PROBLEM: Review the material and extract every line in which the word "speakers" occurs.

☆ ☆ ☆ ☆

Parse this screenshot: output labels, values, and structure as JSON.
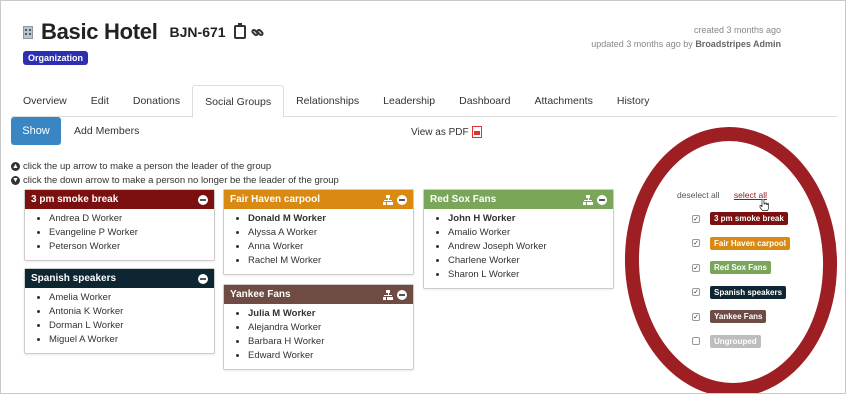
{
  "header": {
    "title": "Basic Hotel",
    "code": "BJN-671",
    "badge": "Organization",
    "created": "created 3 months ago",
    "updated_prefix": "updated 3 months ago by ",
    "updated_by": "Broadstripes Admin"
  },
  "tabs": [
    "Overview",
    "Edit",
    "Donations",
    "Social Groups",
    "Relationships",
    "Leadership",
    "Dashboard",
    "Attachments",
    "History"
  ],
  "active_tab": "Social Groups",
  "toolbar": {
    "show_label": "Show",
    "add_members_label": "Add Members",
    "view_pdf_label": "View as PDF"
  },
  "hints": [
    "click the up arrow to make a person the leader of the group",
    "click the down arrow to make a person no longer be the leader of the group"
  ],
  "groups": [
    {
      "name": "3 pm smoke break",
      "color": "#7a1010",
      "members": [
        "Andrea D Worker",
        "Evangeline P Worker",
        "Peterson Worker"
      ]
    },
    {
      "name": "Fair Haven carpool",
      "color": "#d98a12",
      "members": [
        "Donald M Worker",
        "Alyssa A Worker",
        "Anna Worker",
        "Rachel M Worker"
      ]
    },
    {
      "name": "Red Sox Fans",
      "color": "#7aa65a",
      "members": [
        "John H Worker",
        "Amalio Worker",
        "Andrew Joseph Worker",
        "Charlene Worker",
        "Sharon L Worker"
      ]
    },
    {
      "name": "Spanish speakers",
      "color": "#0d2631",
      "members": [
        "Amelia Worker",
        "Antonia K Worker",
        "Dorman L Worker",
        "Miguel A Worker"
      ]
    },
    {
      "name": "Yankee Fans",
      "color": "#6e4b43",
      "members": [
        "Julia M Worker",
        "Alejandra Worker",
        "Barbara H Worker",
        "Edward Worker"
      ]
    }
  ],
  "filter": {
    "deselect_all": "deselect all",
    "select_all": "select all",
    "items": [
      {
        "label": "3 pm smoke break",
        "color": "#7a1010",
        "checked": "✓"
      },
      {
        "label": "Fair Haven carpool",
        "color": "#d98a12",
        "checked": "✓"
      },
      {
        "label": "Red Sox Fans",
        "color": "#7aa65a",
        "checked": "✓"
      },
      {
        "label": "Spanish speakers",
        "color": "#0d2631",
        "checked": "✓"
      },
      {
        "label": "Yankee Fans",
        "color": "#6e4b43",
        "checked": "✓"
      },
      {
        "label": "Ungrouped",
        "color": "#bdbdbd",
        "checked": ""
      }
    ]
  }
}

☆ ☆ ☆ ☆

EXERCISE RESPONSE:
      "name": "Spanish speakers",
        "label": "Spanish speakers",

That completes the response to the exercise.